---- Data lines
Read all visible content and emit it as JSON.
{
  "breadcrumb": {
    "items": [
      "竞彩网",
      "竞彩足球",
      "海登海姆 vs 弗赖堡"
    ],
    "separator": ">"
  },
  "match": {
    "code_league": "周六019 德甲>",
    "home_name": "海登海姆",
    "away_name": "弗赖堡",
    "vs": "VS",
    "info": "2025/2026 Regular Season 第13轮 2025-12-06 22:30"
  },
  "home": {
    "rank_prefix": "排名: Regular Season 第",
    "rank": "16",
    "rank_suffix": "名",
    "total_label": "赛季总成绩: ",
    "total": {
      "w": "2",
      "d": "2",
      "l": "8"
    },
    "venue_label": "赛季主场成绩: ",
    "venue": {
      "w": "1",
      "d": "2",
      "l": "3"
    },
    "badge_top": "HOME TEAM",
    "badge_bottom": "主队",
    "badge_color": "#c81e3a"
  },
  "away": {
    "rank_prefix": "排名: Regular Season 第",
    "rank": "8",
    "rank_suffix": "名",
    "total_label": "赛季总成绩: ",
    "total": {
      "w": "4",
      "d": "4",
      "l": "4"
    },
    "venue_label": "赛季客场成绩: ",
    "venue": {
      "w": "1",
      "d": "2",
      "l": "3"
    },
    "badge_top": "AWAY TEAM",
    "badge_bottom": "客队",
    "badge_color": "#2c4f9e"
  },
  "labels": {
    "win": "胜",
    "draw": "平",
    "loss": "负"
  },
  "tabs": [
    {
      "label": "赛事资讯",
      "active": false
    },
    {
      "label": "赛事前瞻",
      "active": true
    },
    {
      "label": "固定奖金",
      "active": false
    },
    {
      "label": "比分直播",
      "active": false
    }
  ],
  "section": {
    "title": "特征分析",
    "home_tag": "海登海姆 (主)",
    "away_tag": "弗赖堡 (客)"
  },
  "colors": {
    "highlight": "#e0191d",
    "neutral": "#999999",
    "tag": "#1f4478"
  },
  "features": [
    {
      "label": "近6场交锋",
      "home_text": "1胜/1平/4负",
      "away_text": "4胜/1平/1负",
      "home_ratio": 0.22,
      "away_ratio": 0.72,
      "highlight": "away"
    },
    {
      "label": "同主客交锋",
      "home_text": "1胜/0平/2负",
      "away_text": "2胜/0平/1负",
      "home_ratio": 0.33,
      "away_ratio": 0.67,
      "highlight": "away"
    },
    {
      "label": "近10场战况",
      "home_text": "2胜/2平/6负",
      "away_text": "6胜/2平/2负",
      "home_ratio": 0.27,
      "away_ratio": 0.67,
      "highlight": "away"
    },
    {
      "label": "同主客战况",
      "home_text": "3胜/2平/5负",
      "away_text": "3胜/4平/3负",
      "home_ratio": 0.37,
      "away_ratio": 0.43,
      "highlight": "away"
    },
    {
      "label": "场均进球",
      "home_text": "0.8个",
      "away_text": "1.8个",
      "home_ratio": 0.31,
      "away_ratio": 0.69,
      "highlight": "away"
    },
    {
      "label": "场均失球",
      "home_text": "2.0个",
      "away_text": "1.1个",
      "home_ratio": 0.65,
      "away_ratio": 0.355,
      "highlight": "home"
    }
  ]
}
--------
Exercise objective
Write out every entry verbatim.

Result below
Read all visible content and emit it as JSON.
{
  "breadcrumb": {
    "items": [
      "竞彩网",
      "竞彩足球",
      "海登海姆 vs 弗赖堡"
    ],
    "separator": ">"
  },
  "match": {
    "code_league": "周六019 德甲>",
    "home_name": "海登海姆",
    "away_name": "弗赖堡",
    "vs": "VS",
    "info": "2025/2026 Regular Season 第13轮 2025-12-06 22:30"
  },
  "home": {
    "rank_prefix": "排名: Regular Season 第",
    "rank": "16",
    "rank_suffix": "名",
    "total_label": "赛季总成绩: ",
    "total": {
      "w": "2",
      "d": "2",
      "l": "8"
    },
    "venue_label": "赛季主场成绩: ",
    "venue": {
      "w": "1",
      "d": "2",
      "l": "3"
    },
    "badge_top": "HOME TEAM",
    "badge_bottom": "主队",
    "badge_color": "#c81e3a"
  },
  "away": {
    "rank_prefix": "排名: Regular Season 第",
    "rank": "8",
    "rank_suffix": "名",
    "total_label": "赛季总成绩: ",
    "total": {
      "w": "4",
      "d": "4",
      "l": "4"
    },
    "venue_label": "赛季客场成绩: ",
    "venue": {
      "w": "1",
      "d": "2",
      "l": "3"
    },
    "badge_top": "AWAY TEAM",
    "badge_bottom": "客队",
    "badge_color": "#2c4f9e"
  },
  "labels": {
    "win": "胜",
    "draw": "平",
    "loss": "负"
  },
  "tabs": [
    {
      "label": "赛事资讯",
      "active": false
    },
    {
      "label": "赛事前瞻",
      "active": true
    },
    {
      "label": "固定奖金",
      "active": false
    },
    {
      "label": "比分直播",
      "active": false
    }
  ],
  "section": {
    "title": "特征分析",
    "home_tag": "海登海姆 (主)",
    "away_tag": "弗赖堡 (客)"
  },
  "colors": {
    "highlight": "#e0191d",
    "neutral": "#999999",
    "tag": "#1f4478"
  },
  "features": [
    {
      "label": "近6场交锋",
      "home_text": "1胜/1平/4负",
      "away_text": "4胜/1平/1负",
      "home_ratio": 0.22,
      "away_ratio": 0.72,
      "highlight": "away"
    },
    {
      "label": "同主客交锋",
      "home_text": "1胜/0平/2负",
      "away_text": "2胜/0平/1负",
      "home_ratio": 0.33,
      "away_ratio": 0.67,
      "highlight": "away"
    },
    {
      "label": "近10场战况",
      "home_text": "2胜/2平/6负",
      "away_text": "6胜/2平/2负",
      "home_ratio": 0.27,
      "away_ratio": 0.67,
      "highlight": "away"
    },
    {
      "label": "同主客战况",
      "home_text": "3胜/2平/5负",
      "away_text": "3胜/4平/3负",
      "home_ratio": 0.37,
      "away_ratio": 0.43,
      "highlight": "away"
    },
    {
      "label": "场均进球",
      "home_text": "0.8个",
      "away_text": "1.8个",
      "home_ratio": 0.31,
      "away_ratio": 0.69,
      "highlight": "away"
    },
    {
      "label": "场均失球",
      "home_text": "2.0个",
      "away_text": "1.1个",
      "home_ratio": 0.65,
      "away_ratio": 0.355,
      "highlight": "home"
    }
  ]
}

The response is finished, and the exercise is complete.